• TEXT SHOWN:
_ _ _
Badger, I'm not sure I understand your comment on thinner parts of the limb not doing their share of work.
Suppose you have no thickness taper at all (pyramid design), and you trap the back. If that indeed means that the neutral plane shifts a bit to the belly, there's also less risk of set at same bend radius. This allows you to make a slightly thicker (and therefore stronger) bow or to draw the bow further without taking set (because trapping increases the proportional limit due to the shift of the neutral plane). As you say, a slight increase in thickness will strongly increase draw weight (and that's because draw weight follows a cubic relation with thickness; this makes tillering such a critical procedure: a small error has large consequences).
As Bradsmith2010 says: the proof of the pudding is in the eating:
I mostly make bows with a crowned back, and nearly all of them weigh way (20 to 30%) below what the mass principle tells me to expect, probably because I take off excess back wood, shift the neutral plane to the belly and make the bow thicker for the same draw weight and barely taking set.
_ _ _
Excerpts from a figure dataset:
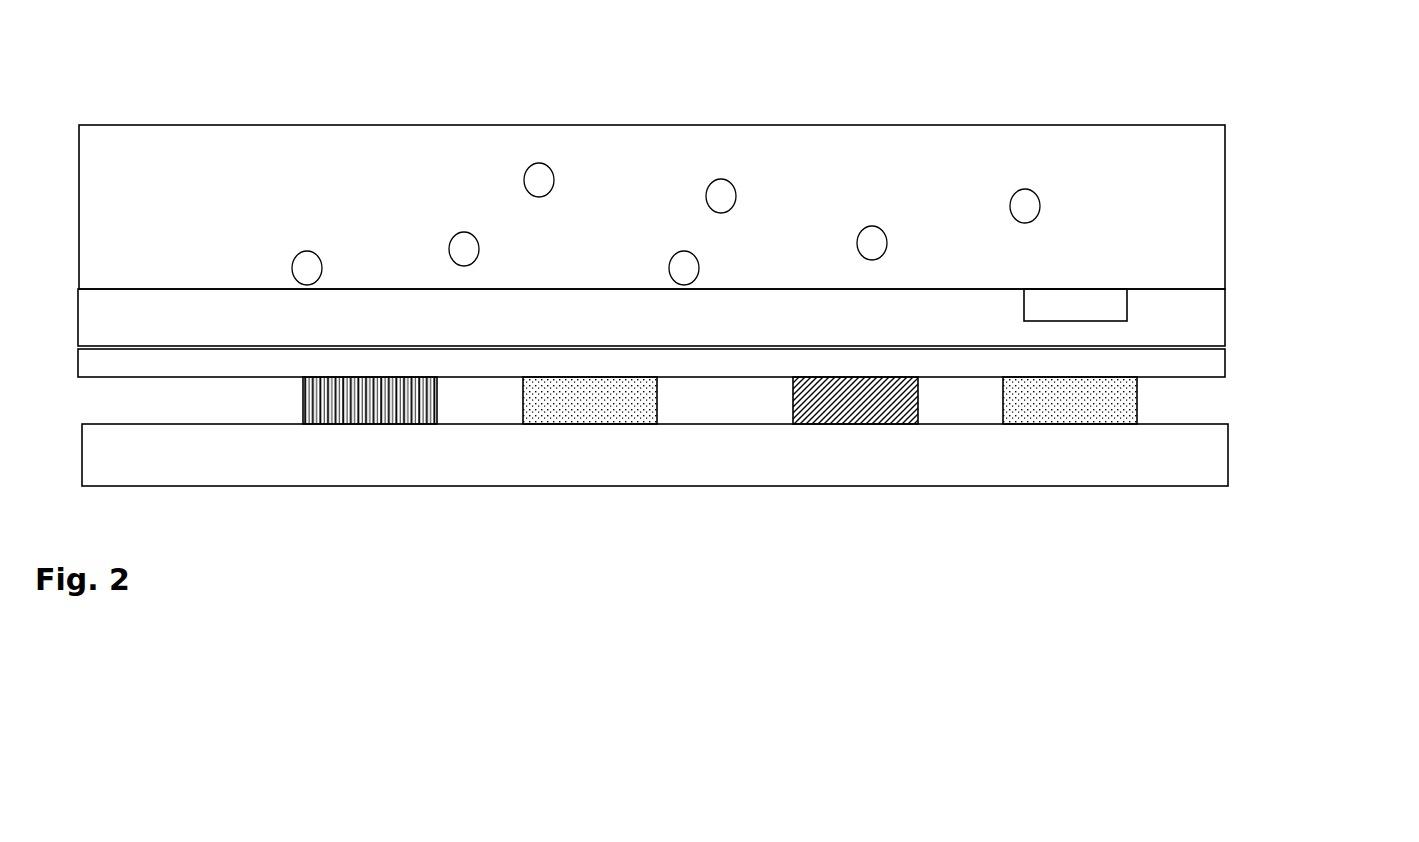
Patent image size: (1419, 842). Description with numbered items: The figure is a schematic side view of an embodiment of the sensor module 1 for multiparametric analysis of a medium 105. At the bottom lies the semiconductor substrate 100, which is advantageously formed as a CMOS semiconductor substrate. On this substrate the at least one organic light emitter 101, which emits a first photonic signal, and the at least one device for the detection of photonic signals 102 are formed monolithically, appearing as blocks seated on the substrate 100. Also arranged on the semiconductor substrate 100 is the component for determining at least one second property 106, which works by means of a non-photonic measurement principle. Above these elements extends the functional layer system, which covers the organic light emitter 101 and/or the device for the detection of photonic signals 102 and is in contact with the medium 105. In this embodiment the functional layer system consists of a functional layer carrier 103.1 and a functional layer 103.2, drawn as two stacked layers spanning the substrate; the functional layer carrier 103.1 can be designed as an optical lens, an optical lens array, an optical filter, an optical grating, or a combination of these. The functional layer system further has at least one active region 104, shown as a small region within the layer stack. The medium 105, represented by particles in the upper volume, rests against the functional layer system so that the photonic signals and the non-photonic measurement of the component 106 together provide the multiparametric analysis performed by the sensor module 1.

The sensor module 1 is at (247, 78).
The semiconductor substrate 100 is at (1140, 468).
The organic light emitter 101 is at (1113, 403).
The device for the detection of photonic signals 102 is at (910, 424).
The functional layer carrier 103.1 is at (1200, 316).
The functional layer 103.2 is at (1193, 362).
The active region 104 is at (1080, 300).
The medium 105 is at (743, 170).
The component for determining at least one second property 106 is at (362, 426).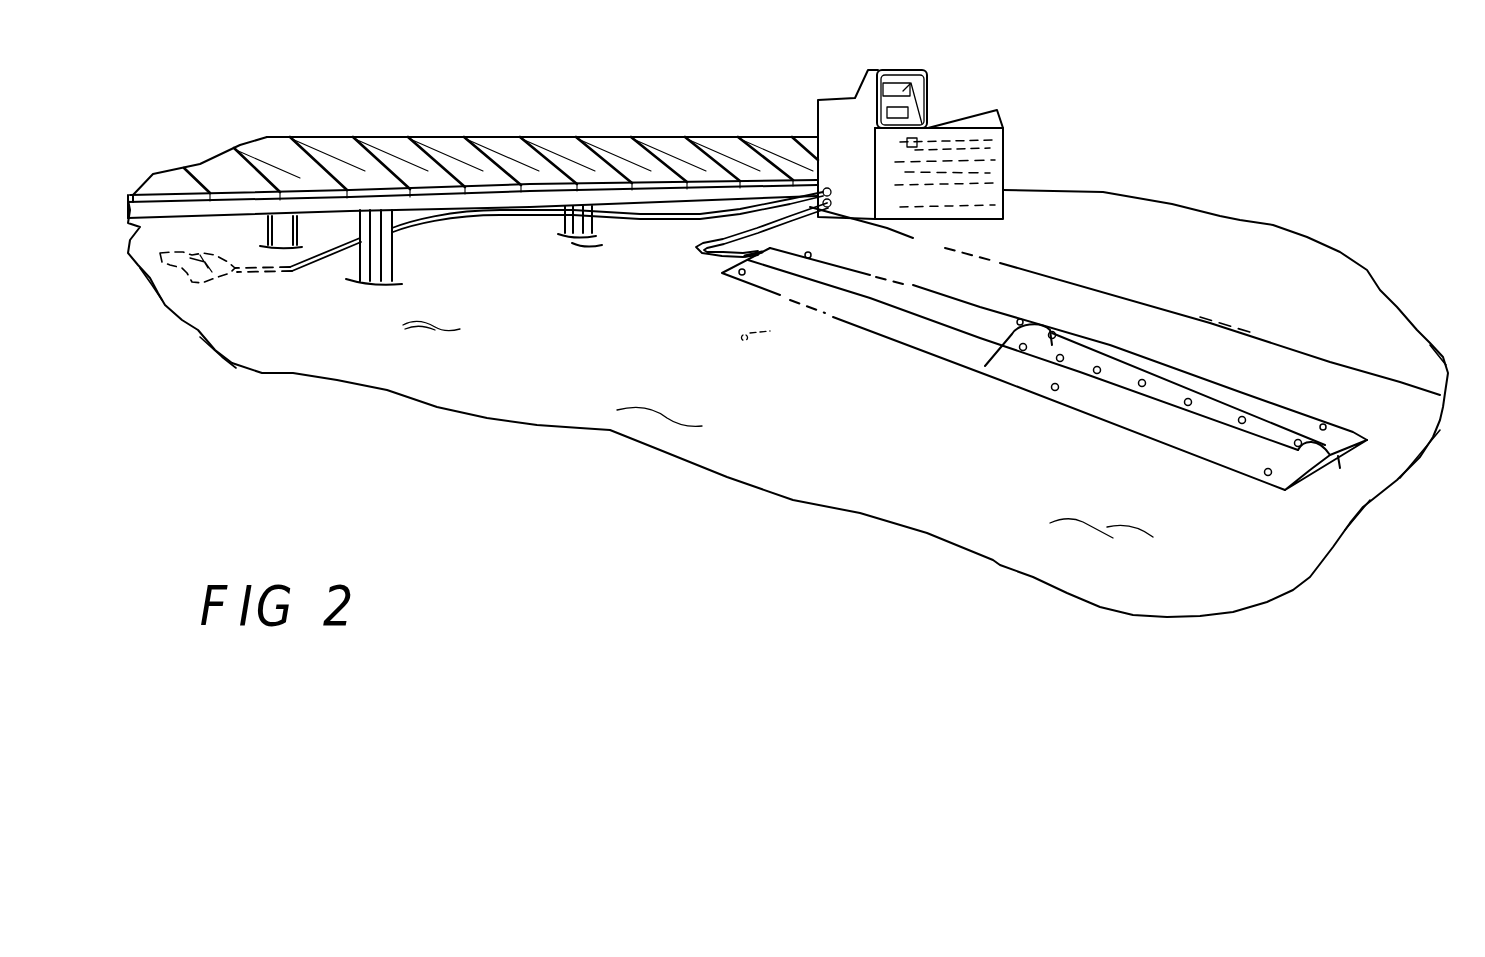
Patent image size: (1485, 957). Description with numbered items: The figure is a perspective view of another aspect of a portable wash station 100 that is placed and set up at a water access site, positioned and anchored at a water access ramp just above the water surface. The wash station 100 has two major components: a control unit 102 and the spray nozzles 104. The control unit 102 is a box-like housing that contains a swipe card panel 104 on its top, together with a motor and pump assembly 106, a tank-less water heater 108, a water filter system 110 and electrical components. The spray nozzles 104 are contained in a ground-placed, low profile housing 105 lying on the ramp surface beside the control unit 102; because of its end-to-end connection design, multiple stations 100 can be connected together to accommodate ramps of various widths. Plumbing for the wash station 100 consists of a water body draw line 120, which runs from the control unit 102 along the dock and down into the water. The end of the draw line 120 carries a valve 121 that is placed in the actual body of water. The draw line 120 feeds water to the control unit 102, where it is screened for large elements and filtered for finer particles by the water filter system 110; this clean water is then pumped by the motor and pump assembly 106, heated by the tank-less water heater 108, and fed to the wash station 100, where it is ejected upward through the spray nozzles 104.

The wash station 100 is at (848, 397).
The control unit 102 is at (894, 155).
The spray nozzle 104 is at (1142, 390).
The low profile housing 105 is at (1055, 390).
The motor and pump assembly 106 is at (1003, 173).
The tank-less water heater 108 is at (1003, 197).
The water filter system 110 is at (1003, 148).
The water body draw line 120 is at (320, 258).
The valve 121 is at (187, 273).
_ _ _
• TASK DESCRIPTION: Check each statement against the bow-making post, answering yes or no and quoting the words that decide it: (a) draw weight follows a cubic relation with thickness; (b) the writer mostly makes bows with a flat back; (c) trapping the back lowers the proportional limit.

• OUTPUT:
(a) Yes: "draw weight follows a cubic relation with thickness"
(b) No: "I mostly make bows with a crowned back"
(c) No: "trapping increases the proportional limit due to the shift of the neutral plane"